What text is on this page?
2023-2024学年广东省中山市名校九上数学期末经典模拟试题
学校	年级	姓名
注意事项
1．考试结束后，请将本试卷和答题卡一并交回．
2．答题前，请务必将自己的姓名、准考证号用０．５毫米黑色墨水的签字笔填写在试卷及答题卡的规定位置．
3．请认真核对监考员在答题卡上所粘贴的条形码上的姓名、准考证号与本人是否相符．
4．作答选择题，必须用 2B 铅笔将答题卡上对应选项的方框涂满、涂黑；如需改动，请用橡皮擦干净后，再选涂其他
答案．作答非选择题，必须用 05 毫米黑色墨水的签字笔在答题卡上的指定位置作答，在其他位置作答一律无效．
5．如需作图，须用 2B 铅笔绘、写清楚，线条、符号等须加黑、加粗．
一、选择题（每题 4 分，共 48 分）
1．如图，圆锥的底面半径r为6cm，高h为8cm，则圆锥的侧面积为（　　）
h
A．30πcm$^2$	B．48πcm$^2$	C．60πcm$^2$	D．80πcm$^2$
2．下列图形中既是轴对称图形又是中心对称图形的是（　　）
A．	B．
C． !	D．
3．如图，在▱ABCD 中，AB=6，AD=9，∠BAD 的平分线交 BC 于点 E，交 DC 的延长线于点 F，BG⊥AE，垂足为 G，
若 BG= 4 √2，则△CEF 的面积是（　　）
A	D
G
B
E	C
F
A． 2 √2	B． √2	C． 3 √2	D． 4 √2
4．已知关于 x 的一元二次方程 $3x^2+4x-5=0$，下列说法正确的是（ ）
_ _ _
Exercise - Transcribe all of the entries without altering anything.

Written answer -
What text is on this page?
2023-2024学年广东省中山市名校九上数学期末经典模拟试题
学校	年级	姓名
注意事项
1．考试结束后，请将本试卷和答题卡一并交回．
2．答题前，请务必将自己的姓名、准考证号用０．５毫米黑色墨水的签字笔填写在试卷及答题卡的规定位置．
3．请认真核对监考员在答题卡上所粘贴的条形码上的姓名、准考证号与本人是否相符．
4．作答选择题，必须用 2B 铅笔将答题卡上对应选项的方框涂满、涂黑；如需改动，请用橡皮擦干净后，再选涂其他
答案．作答非选择题，必须用 05 毫米黑色墨水的签字笔在答题卡上的指定位置作答，在其他位置作答一律无效．
5．如需作图，须用 2B 铅笔绘、写清楚，线条、符号等须加黑、加粗．
一、选择题（每题 4 分，共 48 分）
1．如图，圆锥的底面半径r为6cm，高h为8cm，则圆锥的侧面积为（　　）
h
A．30πcm$^2$	B．48πcm$^2$	C．60πcm$^2$	D．80πcm$^2$
2．下列图形中既是轴对称图形又是中心对称图形的是（　　）
A．	B．
C． !	D．
3．如图，在▱ABCD 中，AB=6，AD=9，∠BAD 的平分线交 BC 于点 E，交 DC 的延长线于点 F，BG⊥AE，垂足为 G，
若 BG= 4 √2，则△CEF 的面积是（　　）
A	D
G
B
E	C
F
A． 2 √2	B． √2	C． 3 √2	D． 4 √2
4．已知关于 x 的一元二次方程 $3x^2+4x-5=0$，下列说法正确的是（ ）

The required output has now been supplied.